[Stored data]
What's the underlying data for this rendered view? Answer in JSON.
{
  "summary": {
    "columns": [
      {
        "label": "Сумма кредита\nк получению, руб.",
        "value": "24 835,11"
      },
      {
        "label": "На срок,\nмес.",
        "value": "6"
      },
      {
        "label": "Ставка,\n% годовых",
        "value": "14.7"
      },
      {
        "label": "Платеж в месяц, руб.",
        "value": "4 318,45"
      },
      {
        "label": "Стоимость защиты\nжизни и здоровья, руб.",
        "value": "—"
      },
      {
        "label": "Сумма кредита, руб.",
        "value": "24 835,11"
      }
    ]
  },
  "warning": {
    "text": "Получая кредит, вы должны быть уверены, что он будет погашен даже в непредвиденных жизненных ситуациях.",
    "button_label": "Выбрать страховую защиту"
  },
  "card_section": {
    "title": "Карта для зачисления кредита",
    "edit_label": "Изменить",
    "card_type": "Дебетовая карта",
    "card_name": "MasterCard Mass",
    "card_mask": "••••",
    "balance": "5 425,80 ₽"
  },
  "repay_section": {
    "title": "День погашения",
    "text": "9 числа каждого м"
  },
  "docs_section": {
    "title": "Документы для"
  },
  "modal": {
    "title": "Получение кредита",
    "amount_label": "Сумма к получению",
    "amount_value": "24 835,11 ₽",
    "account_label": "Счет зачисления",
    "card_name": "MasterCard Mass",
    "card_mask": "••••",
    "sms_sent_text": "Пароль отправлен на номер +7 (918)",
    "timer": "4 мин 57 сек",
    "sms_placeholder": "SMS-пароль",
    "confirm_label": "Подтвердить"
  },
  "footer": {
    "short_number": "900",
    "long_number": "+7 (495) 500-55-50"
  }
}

» Your instructions: Output the records verbatim, from the first line to the last.

» Completed exercise:
What's the underlying data for this rendered view? Answer in JSON.
{
  "summary": {
    "columns": [
      {
        "label": "Сумма кредита\nк получению, руб.",
        "value": "24 835,11"
      },
      {
        "label": "На срок,\nмес.",
        "value": "6"
      },
      {
        "label": "Ставка,\n% годовых",
        "value": "14.7"
      },
      {
        "label": "Платеж в месяц, руб.",
        "value": "4 318,45"
      },
      {
        "label": "Стоимость защиты\nжизни и здоровья, руб.",
        "value": "—"
      },
      {
        "label": "Сумма кредита, руб.",
        "value": "24 835,11"
      }
    ]
  },
  "warning": {
    "text": "Получая кредит, вы должны быть уверены, что он будет погашен даже в непредвиденных жизненных ситуациях.",
    "button_label": "Выбрать страховую защиту"
  },
  "card_section": {
    "title": "Карта для зачисления кредита",
    "edit_label": "Изменить",
    "card_type": "Дебетовая карта",
    "card_name": "MasterCard Mass",
    "card_mask": "••••",
    "balance": "5 425,80 ₽"
  },
  "repay_section": {
    "title": "День погашения",
    "text": "9 числа каждого м"
  },
  "docs_section": {
    "title": "Документы для"
  },
  "modal": {
    "title": "Получение кредита",
    "amount_label": "Сумма к получению",
    "amount_value": "24 835,11 ₽",
    "account_label": "Счет зачисления",
    "card_name": "MasterCard Mass",
    "card_mask": "••••",
    "sms_sent_text": "Пароль отправлен на номер +7 (918)",
    "timer": "4 мин 57 сек",
    "sms_placeholder": "SMS-пароль",
    "confirm_label": "Подтвердить"
  },
  "footer": {
    "short_number": "900",
    "long_number": "+7 (495) 500-55-50"
  }
}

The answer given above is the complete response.